Please gather every line of the material below that contains the string "arrow", and copy each of those lines in full.

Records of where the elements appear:

-- START --

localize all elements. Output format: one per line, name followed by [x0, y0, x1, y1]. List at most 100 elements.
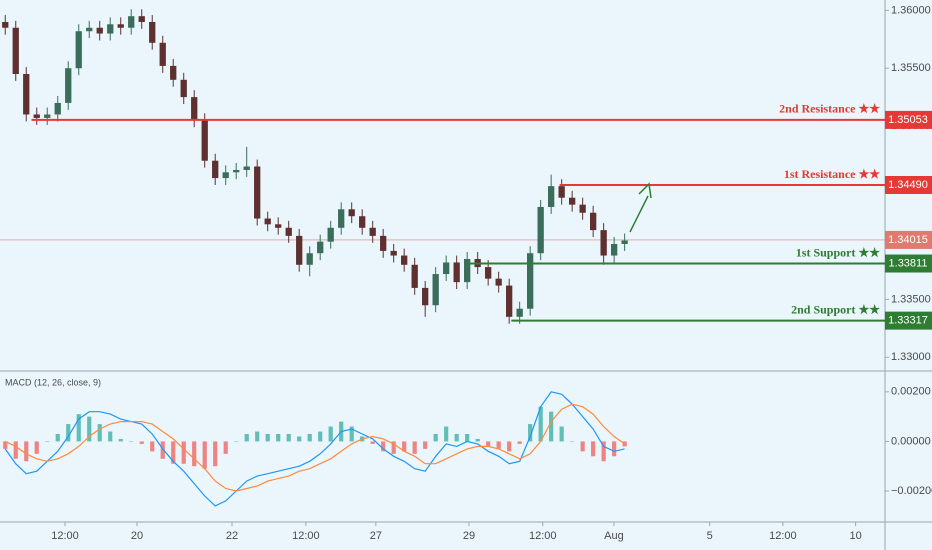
- macd-histogram-bar: [286, 433, 291, 442]
- candle-body: [54, 102, 61, 115]
- macd-histogram-bar: [13, 441, 18, 459]
- macd-histogram-bar: [223, 441, 228, 454]
- macd-histogram-bar: [601, 441, 606, 462]
- macd-histogram-bar: [328, 426, 333, 442]
- macd-title: MACD (12, 26, close, 9): [5, 377, 101, 387]
- candle-body: [296, 235, 303, 265]
- level-name: 1st Support ★★: [796, 245, 880, 259]
- level-name: 2nd Support ★★: [791, 302, 880, 316]
- macd-histogram-bar: [213, 441, 218, 467]
- macd-histogram-bar: [118, 438, 123, 442]
- candle-body: [485, 267, 492, 279]
- macd-line: [4, 391, 625, 507]
- macd-histogram-bar: [318, 431, 323, 442]
- candle-body: [610, 243, 618, 256]
- macd-histogram-bar: [475, 438, 480, 442]
- candle-body: [422, 287, 429, 306]
- macd-histogram-bar: [517, 441, 522, 444]
- macd-histogram-bar: [528, 424, 533, 442]
- macd-histogram-bar: [171, 441, 176, 464]
- macd-histogram-bar: [612, 441, 617, 457]
- macd-histogram-bar: [433, 433, 438, 442]
- candle-body: [317, 241, 324, 254]
- candle-body: [558, 186, 565, 198]
- macd-histogram-bar: [412, 441, 417, 454]
- macd-histogram-bar: [244, 433, 249, 442]
- macd-histogram-bar: [87, 416, 92, 442]
- candle-body: [149, 21, 156, 43]
- x-tick-label: 12:00: [292, 530, 320, 542]
- macd-histogram-bar: [139, 441, 144, 444]
- candle-body: [2, 21, 9, 28]
- y-tick-label: 1.33000: [891, 351, 931, 363]
- candle-body: [338, 209, 345, 228]
- candle-body: [327, 227, 334, 242]
- macd-histogram-bar: [97, 424, 102, 442]
- candle-body: [243, 166, 250, 170]
- candle-body: [117, 24, 124, 28]
- macd-histogram-bar: [66, 424, 71, 442]
- macd-histogram-bar: [402, 441, 407, 452]
- x-tick-label: 10: [849, 530, 861, 542]
- arrow: [629, 195, 649, 233]
- candle-body: [170, 65, 177, 80]
- candle-body: [128, 16, 135, 28]
- level-tag: [885, 176, 932, 194]
- candle-body: [275, 224, 282, 228]
- y-tick-label: 0.00000: [891, 435, 931, 447]
- y-tick-label: 1.33500: [891, 293, 931, 305]
- macd-histogram-bar: [507, 441, 512, 452]
- current-price-label: 1.34015: [888, 234, 928, 246]
- macd-line: [4, 403, 625, 492]
- candle-body: [453, 262, 460, 283]
- macd-histogram-bar: [24, 441, 29, 462]
- candle-body: [432, 274, 439, 306]
- candle-body: [401, 255, 408, 265]
- macd-histogram-bar: [580, 441, 585, 452]
- level-tag-label: 1.33317: [888, 315, 928, 327]
- arrow-head: [638, 182, 652, 199]
- x-tick-label: 27: [370, 530, 382, 542]
- macd-histogram-bar: [307, 433, 312, 442]
- macd-histogram-bar: [55, 433, 60, 442]
- macd-histogram-bar: [108, 431, 113, 442]
- candle-body: [506, 285, 513, 317]
- macd-histogram-bar: [76, 414, 81, 442]
- candle-body: [590, 212, 597, 231]
- macd-histogram-bar: [45, 441, 50, 442]
- candle-body: [621, 240, 628, 244]
- candle-body: [33, 114, 40, 118]
- candle-body: [495, 278, 502, 286]
- macd-histogram-bar: [129, 441, 134, 442]
- candle-body: [369, 227, 376, 236]
- candle-body: [23, 74, 30, 115]
- macd-histogram-bar: [234, 441, 239, 442]
- macd-histogram-bar: [370, 441, 375, 444]
- candle-body: [359, 216, 366, 228]
- candle-body: [212, 160, 219, 179]
- candle-body: [527, 253, 534, 309]
- macd-histogram-bar: [181, 441, 186, 464]
- y-tick-label: 0.00200: [891, 386, 931, 398]
- x-tick-label: 22: [226, 530, 238, 542]
- candle-body: [12, 27, 19, 74]
- level-name: 1st Resistance ★★: [784, 167, 880, 181]
- candle-body: [443, 262, 450, 275]
- candle-body: [107, 24, 114, 34]
- level-tag-label: 1.35053: [888, 114, 928, 126]
- candle-body: [254, 166, 261, 219]
- macd-histogram-bar: [381, 441, 386, 452]
- candle-body: [348, 209, 355, 217]
- candle-body: [201, 120, 208, 161]
- level-tag: [885, 254, 932, 273]
- candle-body: [75, 31, 82, 69]
- macd-histogram-bar: [559, 426, 564, 442]
- level-name: 2nd Resistance ★★: [779, 102, 880, 116]
- macd-histogram-bar: [3, 441, 8, 449]
- candle-body: [411, 264, 418, 288]
- level-tag: [885, 110, 932, 129]
- macd-histogram-bar: [423, 441, 428, 449]
- candle-body: [390, 250, 397, 256]
- level-tag-label: 1.34490: [888, 179, 928, 191]
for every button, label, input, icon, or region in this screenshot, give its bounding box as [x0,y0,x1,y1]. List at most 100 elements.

-- END --

**Exercise response:**
- arrow: [629, 195, 649, 233]
- arrow-head: [638, 182, 652, 199]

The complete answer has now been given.